**DATA SHOWN**
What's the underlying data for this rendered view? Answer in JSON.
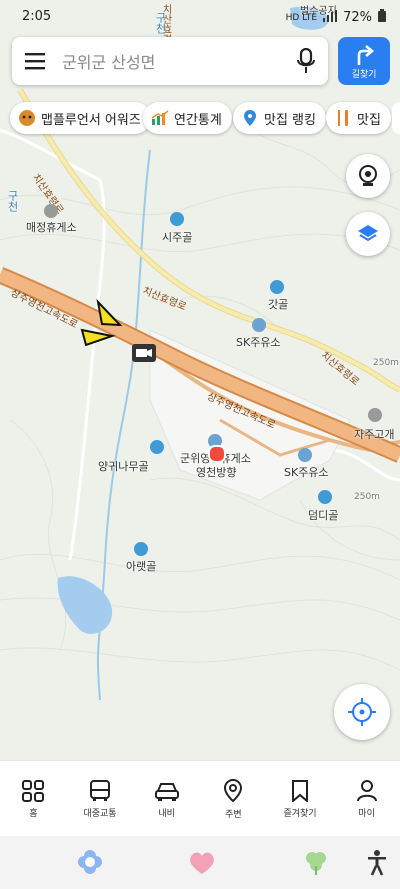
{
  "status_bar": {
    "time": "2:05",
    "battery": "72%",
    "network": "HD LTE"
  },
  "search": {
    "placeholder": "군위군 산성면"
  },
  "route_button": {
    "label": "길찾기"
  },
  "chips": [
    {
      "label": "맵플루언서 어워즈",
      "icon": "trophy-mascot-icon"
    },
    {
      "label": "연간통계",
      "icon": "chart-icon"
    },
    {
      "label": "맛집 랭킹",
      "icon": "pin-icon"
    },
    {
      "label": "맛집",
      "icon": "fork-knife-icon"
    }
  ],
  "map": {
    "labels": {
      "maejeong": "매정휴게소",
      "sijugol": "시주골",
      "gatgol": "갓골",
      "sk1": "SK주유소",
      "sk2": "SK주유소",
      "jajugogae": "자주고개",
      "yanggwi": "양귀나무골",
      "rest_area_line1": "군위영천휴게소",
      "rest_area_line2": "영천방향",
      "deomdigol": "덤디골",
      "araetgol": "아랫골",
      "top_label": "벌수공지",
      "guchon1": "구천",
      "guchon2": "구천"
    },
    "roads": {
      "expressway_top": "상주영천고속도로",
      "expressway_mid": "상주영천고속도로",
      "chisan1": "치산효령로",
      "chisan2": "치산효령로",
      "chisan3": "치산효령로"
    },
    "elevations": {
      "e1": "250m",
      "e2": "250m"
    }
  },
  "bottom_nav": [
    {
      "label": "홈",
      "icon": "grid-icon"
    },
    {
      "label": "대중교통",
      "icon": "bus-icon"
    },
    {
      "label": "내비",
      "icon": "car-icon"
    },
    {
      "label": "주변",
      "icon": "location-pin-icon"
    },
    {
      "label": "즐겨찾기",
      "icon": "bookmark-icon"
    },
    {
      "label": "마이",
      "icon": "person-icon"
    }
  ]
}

**WORK TO BE COMPLETED**
The entries above should be reproduced exactly, without their pictures.

**EXERCISE RESULT**
What's the underlying data for this rendered view? Answer in JSON.
{
  "status_bar": {
    "time": "2:05",
    "battery": "72%",
    "network": "HD LTE"
  },
  "search": {
    "placeholder": "군위군 산성면"
  },
  "route_button": {
    "label": "길찾기"
  },
  "chips": [
    {
      "label": "맵플루언서 어워즈",
      "icon": "trophy-mascot-icon"
    },
    {
      "label": "연간통계",
      "icon": "chart-icon"
    },
    {
      "label": "맛집 랭킹",
      "icon": "pin-icon"
    },
    {
      "label": "맛집",
      "icon": "fork-knife-icon"
    }
  ],
  "map": {
    "labels": {
      "maejeong": "매정휴게소",
      "sijugol": "시주골",
      "gatgol": "갓골",
      "sk1": "SK주유소",
      "sk2": "SK주유소",
      "jajugogae": "자주고개",
      "yanggwi": "양귀나무골",
      "rest_area_line1": "군위영천휴게소",
      "rest_area_line2": "영천방향",
      "deomdigol": "덤디골",
      "araetgol": "아랫골",
      "top_label": "벌수공지",
      "guchon1": "구천",
      "guchon2": "구천"
    },
    "roads": {
      "expressway_top": "상주영천고속도로",
      "expressway_mid": "상주영천고속도로",
      "chisan1": "치산효령로",
      "chisan2": "치산효령로",
      "chisan3": "치산효령로"
    },
    "elevations": {
      "e1": "250m",
      "e2": "250m"
    }
  },
  "bottom_nav": [
    {
      "label": "홈",
      "icon": "grid-icon"
    },
    {
      "label": "대중교통",
      "icon": "bus-icon"
    },
    {
      "label": "내비",
      "icon": "car-icon"
    },
    {
      "label": "주변",
      "icon": "location-pin-icon"
    },
    {
      "label": "즐겨찾기",
      "icon": "bookmark-icon"
    },
    {
      "label": "마이",
      "icon": "person-icon"
    }
  ]
}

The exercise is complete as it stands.